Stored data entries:
● ● ●

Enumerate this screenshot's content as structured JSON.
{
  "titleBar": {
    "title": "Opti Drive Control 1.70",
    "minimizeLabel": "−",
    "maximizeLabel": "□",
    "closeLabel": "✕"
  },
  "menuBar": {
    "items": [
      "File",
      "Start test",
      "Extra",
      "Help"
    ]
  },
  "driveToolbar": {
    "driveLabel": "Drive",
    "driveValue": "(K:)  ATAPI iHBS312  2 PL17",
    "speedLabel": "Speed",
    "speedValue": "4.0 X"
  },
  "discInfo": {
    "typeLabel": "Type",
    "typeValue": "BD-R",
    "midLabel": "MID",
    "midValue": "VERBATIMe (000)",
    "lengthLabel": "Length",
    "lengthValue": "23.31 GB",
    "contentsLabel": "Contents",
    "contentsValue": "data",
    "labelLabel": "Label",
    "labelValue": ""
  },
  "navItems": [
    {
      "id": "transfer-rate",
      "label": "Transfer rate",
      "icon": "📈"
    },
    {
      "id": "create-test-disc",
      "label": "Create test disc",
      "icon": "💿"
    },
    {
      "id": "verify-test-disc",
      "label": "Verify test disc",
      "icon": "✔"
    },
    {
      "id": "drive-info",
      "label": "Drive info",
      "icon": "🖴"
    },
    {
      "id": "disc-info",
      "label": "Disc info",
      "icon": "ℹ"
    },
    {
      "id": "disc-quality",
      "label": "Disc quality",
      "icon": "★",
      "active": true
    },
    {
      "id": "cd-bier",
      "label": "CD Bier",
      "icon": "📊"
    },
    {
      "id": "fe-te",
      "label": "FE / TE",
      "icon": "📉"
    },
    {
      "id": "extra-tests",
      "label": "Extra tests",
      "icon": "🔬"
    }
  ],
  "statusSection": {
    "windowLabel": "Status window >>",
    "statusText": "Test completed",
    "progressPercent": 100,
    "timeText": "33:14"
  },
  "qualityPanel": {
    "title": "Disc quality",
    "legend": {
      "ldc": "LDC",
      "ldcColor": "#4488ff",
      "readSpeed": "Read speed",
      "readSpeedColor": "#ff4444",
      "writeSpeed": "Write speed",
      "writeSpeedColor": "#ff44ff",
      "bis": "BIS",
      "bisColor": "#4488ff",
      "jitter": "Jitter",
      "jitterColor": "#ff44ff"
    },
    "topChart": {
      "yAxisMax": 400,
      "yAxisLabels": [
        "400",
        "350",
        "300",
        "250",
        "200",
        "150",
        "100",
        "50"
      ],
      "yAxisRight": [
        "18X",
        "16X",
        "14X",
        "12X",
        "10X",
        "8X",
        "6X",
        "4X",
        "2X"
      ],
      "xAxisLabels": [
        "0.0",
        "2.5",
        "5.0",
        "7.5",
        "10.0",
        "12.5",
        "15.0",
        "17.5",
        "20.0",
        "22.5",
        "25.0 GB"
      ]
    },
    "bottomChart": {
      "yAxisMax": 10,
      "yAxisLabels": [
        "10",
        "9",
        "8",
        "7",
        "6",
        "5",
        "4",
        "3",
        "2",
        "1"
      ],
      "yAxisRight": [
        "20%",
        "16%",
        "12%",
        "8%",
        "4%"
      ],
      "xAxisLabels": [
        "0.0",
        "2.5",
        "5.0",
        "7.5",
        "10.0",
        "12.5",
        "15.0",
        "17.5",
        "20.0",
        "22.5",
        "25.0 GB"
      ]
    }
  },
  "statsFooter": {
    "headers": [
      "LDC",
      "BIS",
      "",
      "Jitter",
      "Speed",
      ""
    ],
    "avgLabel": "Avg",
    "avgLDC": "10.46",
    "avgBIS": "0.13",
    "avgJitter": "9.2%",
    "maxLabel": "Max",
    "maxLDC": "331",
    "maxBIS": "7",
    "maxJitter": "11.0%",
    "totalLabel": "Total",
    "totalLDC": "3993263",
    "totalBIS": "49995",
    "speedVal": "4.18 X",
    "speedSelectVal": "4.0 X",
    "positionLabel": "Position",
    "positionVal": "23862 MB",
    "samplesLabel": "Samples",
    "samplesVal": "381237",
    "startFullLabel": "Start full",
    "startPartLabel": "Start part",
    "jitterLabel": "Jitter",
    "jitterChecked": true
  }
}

● ● ●

Write out the whole listing again. Match it word for word.

Enumerate this screenshot's content as structured JSON.
{
  "titleBar": {
    "title": "Opti Drive Control 1.70",
    "minimizeLabel": "−",
    "maximizeLabel": "□",
    "closeLabel": "✕"
  },
  "menuBar": {
    "items": [
      "File",
      "Start test",
      "Extra",
      "Help"
    ]
  },
  "driveToolbar": {
    "driveLabel": "Drive",
    "driveValue": "(K:)  ATAPI iHBS312  2 PL17",
    "speedLabel": "Speed",
    "speedValue": "4.0 X"
  },
  "discInfo": {
    "typeLabel": "Type",
    "typeValue": "BD-R",
    "midLabel": "MID",
    "midValue": "VERBATIMe (000)",
    "lengthLabel": "Length",
    "lengthValue": "23.31 GB",
    "contentsLabel": "Contents",
    "contentsValue": "data",
    "labelLabel": "Label",
    "labelValue": ""
  },
  "navItems": [
    {
      "id": "transfer-rate",
      "label": "Transfer rate",
      "icon": "📈"
    },
    {
      "id": "create-test-disc",
      "label": "Create test disc",
      "icon": "💿"
    },
    {
      "id": "verify-test-disc",
      "label": "Verify test disc",
      "icon": "✔"
    },
    {
      "id": "drive-info",
      "label": "Drive info",
      "icon": "🖴"
    },
    {
      "id": "disc-info",
      "label": "Disc info",
      "icon": "ℹ"
    },
    {
      "id": "disc-quality",
      "label": "Disc quality",
      "icon": "★",
      "active": true
    },
    {
      "id": "cd-bier",
      "label": "CD Bier",
      "icon": "📊"
    },
    {
      "id": "fe-te",
      "label": "FE / TE",
      "icon": "📉"
    },
    {
      "id": "extra-tests",
      "label": "Extra tests",
      "icon": "🔬"
    }
  ],
  "statusSection": {
    "windowLabel": "Status window >>",
    "statusText": "Test completed",
    "progressPercent": 100,
    "timeText": "33:14"
  },
  "qualityPanel": {
    "title": "Disc quality",
    "legend": {
      "ldc": "LDC",
      "ldcColor": "#4488ff",
      "readSpeed": "Read speed",
      "readSpeedColor": "#ff4444",
      "writeSpeed": "Write speed",
      "writeSpeedColor": "#ff44ff",
      "bis": "BIS",
      "bisColor": "#4488ff",
      "jitter": "Jitter",
      "jitterColor": "#ff44ff"
    },
    "topChart": {
      "yAxisMax": 400,
      "yAxisLabels": [
        "400",
        "350",
        "300",
        "250",
        "200",
        "150",
        "100",
        "50"
      ],
      "yAxisRight": [
        "18X",
        "16X",
        "14X",
        "12X",
        "10X",
        "8X",
        "6X",
        "4X",
        "2X"
      ],
      "xAxisLabels": [
        "0.0",
        "2.5",
        "5.0",
        "7.5",
        "10.0",
        "12.5",
        "15.0",
        "17.5",
        "20.0",
        "22.5",
        "25.0 GB"
      ]
    },
    "bottomChart": {
      "yAxisMax": 10,
      "yAxisLabels": [
        "10",
        "9",
        "8",
        "7",
        "6",
        "5",
        "4",
        "3",
        "2",
        "1"
      ],
      "yAxisRight": [
        "20%",
        "16%",
        "12%",
        "8%",
        "4%"
      ],
      "xAxisLabels": [
        "0.0",
        "2.5",
        "5.0",
        "7.5",
        "10.0",
        "12.5",
        "15.0",
        "17.5",
        "20.0",
        "22.5",
        "25.0 GB"
      ]
    }
  },
  "statsFooter": {
    "headers": [
      "LDC",
      "BIS",
      "",
      "Jitter",
      "Speed",
      ""
    ],
    "avgLabel": "Avg",
    "avgLDC": "10.46",
    "avgBIS": "0.13",
    "avgJitter": "9.2%",
    "maxLabel": "Max",
    "maxLDC": "331",
    "maxBIS": "7",
    "maxJitter": "11.0%",
    "totalLabel": "Total",
    "totalLDC": "3993263",
    "totalBIS": "49995",
    "speedVal": "4.18 X",
    "speedSelectVal": "4.0 X",
    "positionLabel": "Position",
    "positionVal": "23862 MB",
    "samplesLabel": "Samples",
    "samplesVal": "381237",
    "startFullLabel": "Start full",
    "startPartLabel": "Start part",
    "jitterLabel": "Jitter",
    "jitterChecked": true
  }
}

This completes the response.